_Aim of the task_
Restate the listing that follows word for word, without its pictures.

>> BEGIN Extracted records

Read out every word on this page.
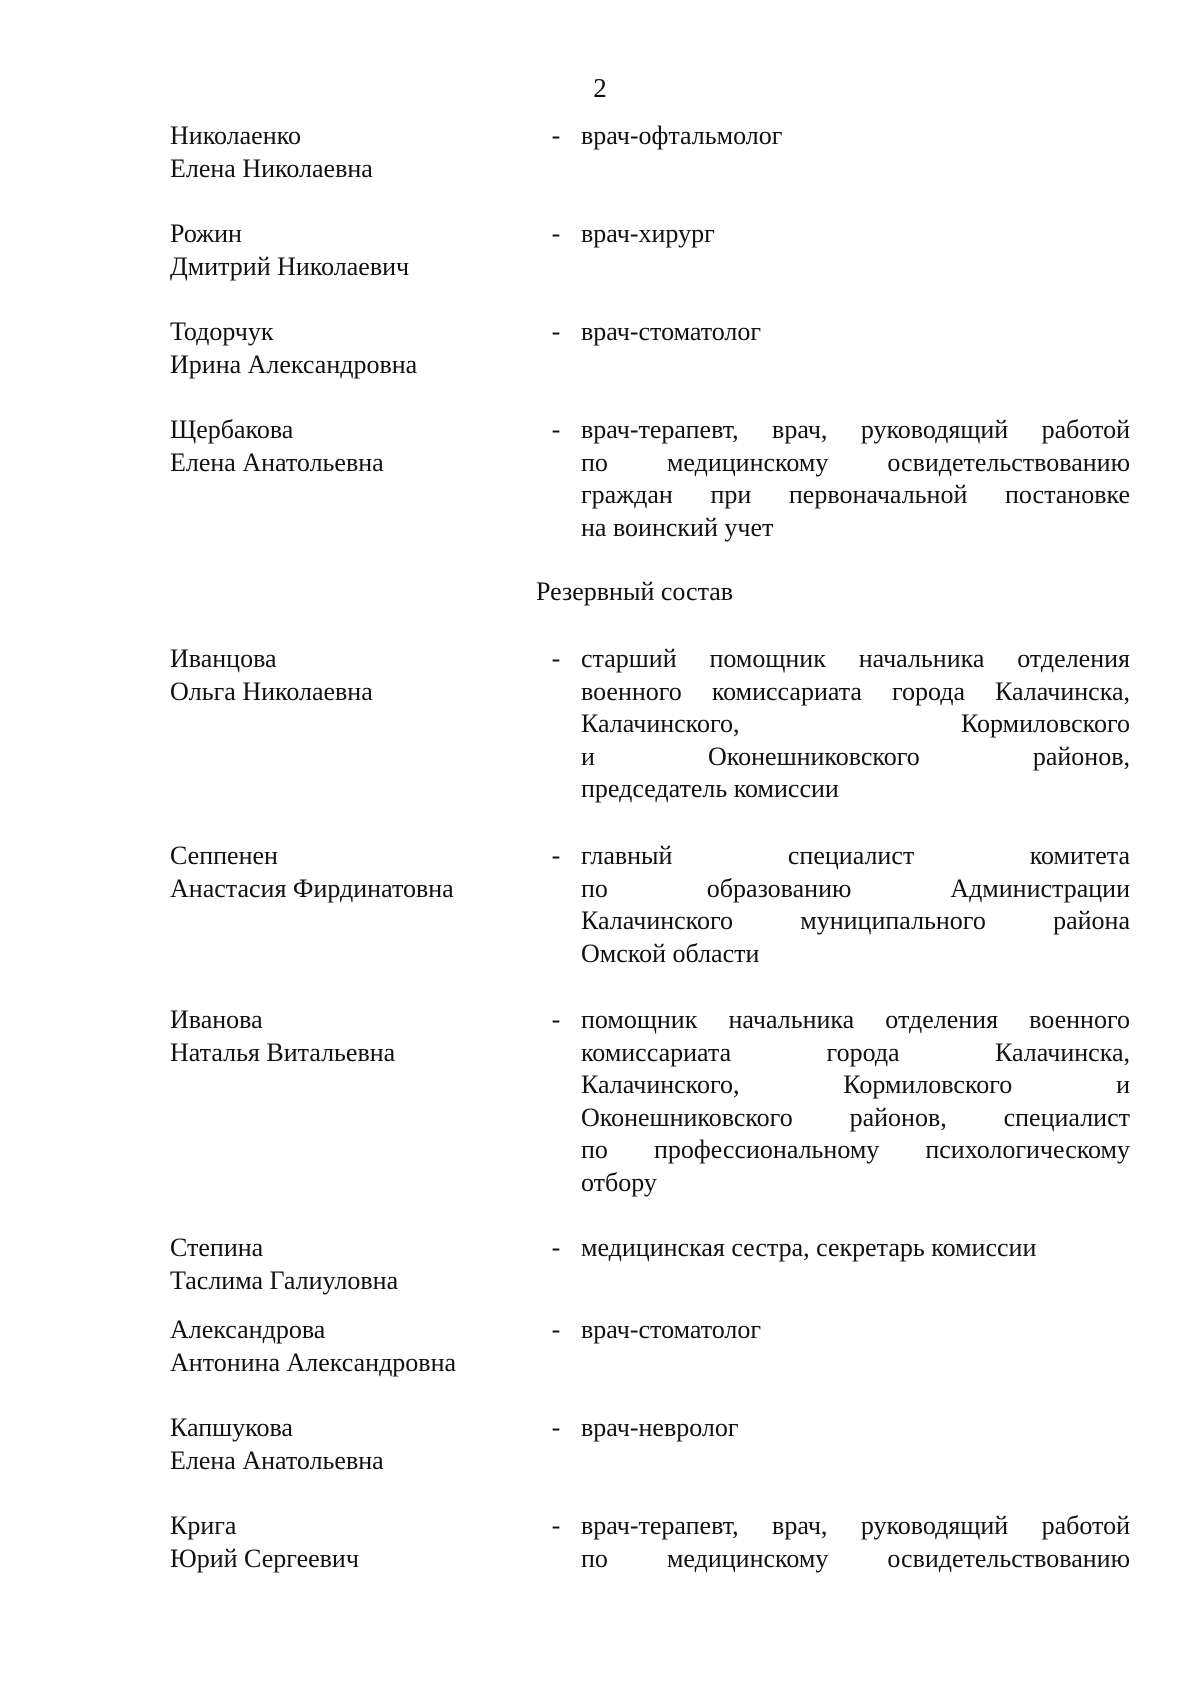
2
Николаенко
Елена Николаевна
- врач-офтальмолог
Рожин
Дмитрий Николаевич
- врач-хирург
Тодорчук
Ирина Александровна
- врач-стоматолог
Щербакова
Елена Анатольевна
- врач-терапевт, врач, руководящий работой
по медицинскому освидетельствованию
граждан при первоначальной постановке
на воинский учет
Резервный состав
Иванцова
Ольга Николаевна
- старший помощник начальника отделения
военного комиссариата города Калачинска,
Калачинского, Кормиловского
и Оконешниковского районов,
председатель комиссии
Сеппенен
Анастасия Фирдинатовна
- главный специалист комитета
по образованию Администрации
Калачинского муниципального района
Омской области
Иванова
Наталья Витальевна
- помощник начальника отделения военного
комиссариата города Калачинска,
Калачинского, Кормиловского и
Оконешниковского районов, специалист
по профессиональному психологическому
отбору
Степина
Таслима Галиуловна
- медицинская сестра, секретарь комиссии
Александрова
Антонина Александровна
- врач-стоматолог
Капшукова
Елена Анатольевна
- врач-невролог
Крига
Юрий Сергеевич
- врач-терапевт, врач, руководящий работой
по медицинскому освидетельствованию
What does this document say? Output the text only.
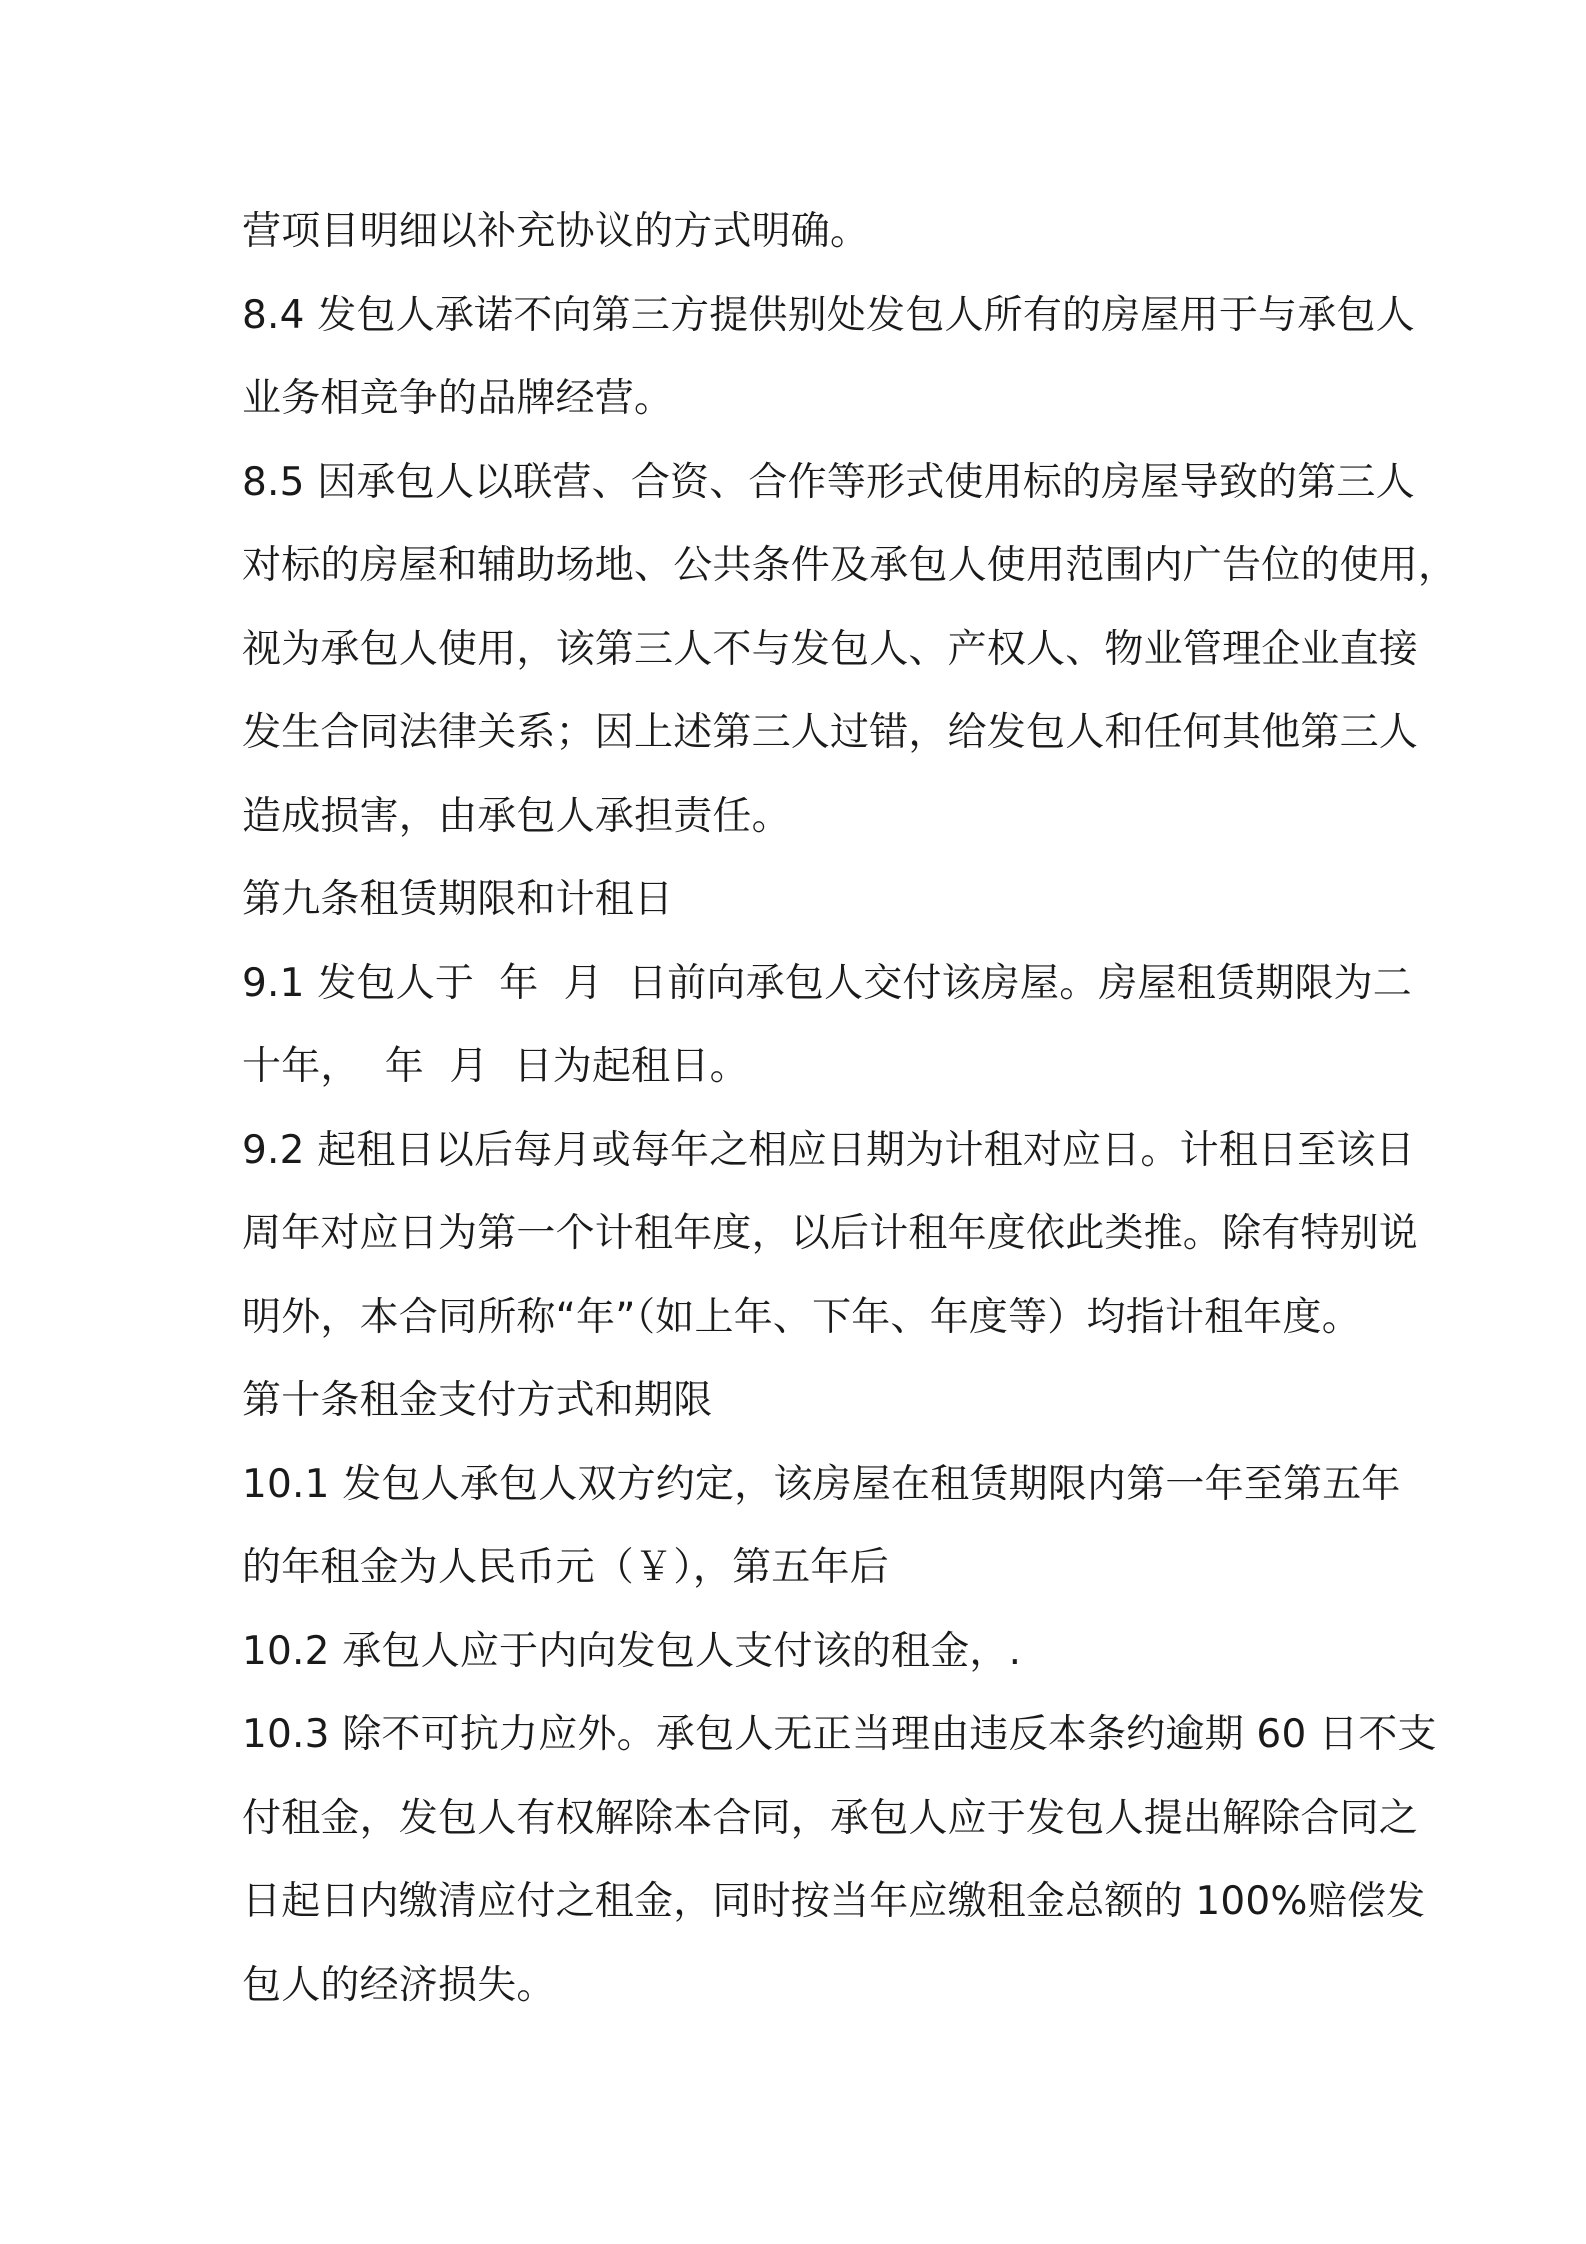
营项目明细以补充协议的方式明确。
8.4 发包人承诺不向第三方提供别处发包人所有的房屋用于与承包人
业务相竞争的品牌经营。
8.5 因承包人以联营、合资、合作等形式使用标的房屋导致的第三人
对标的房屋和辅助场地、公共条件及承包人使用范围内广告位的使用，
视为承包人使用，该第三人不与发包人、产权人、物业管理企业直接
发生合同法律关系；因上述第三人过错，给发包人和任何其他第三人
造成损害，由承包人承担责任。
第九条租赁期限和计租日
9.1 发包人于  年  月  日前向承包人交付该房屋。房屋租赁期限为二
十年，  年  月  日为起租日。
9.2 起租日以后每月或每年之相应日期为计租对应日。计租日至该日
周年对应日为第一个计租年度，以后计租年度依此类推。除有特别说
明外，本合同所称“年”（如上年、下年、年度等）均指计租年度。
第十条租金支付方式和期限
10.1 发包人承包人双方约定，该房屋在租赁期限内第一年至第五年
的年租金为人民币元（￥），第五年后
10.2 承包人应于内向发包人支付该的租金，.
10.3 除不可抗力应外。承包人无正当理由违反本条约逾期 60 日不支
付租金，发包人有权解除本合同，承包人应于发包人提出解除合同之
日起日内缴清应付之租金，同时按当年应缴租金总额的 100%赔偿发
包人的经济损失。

>> END Extracted records

_Result of the task_
Read out every word on this page.
2
Николаенко
Елена Николаевна
- врач-офтальмолог
Рожин
Дмитрий Николаевич
- врач-хирург
Тодорчук
Ирина Александровна
- врач-стоматолог
Щербакова
Елена Анатольевна
- врач-терапевт, врач, руководящий работой
по медицинскому освидетельствованию
граждан при первоначальной постановке
на воинский учет
Резервный состав
Иванцова
Ольга Николаевна
- старший помощник начальника отделения
военного комиссариата города Калачинска,
Калачинского, Кормиловского
и Оконешниковского районов,
председатель комиссии
Сеппенен
Анастасия Фирдинатовна
- главный специалист комитета
по образованию Администрации
Калачинского муниципального района
Омской области
Иванова
Наталья Витальевна
- помощник начальника отделения военного
комиссариата города Калачинска,
Калачинского, Кормиловского и
Оконешниковского районов, специалист
по профессиональному психологическому
отбору
Степина
Таслима Галиуловна
- медицинская сестра, секретарь комиссии
Александрова
Антонина Александровна
- врач-стоматолог
Капшукова
Елена Анатольевна
- врач-невролог
Крига
Юрий Сергеевич
- врач-терапевт, врач, руководящий работой
по медицинскому освидетельствованию
What does this document say? Output the text only.
营项目明细以补充协议的方式明确。
8.4 发包人承诺不向第三方提供别处发包人所有的房屋用于与承包人
业务相竞争的品牌经营。
8.5 因承包人以联营、合资、合作等形式使用标的房屋导致的第三人
对标的房屋和辅助场地、公共条件及承包人使用范围内广告位的使用，
视为承包人使用，该第三人不与发包人、产权人、物业管理企业直接
发生合同法律关系；因上述第三人过错，给发包人和任何其他第三人
造成损害，由承包人承担责任。
第九条租赁期限和计租日
9.1 发包人于  年  月  日前向承包人交付该房屋。房屋租赁期限为二
十年，  年  月  日为起租日。
9.2 起租日以后每月或每年之相应日期为计租对应日。计租日至该日
周年对应日为第一个计租年度，以后计租年度依此类推。除有特别说
明外，本合同所称“年”（如上年、下年、年度等）均指计租年度。
第十条租金支付方式和期限
10.1 发包人承包人双方约定，该房屋在租赁期限内第一年至第五年
的年租金为人民币元（￥），第五年后
10.2 承包人应于内向发包人支付该的租金，.
10.3 除不可抗力应外。承包人无正当理由违反本条约逾期 60 日不支
付租金，发包人有权解除本合同，承包人应于发包人提出解除合同之
日起日内缴清应付之租金，同时按当年应缴租金总额的 100%赔偿发
包人的经济损失。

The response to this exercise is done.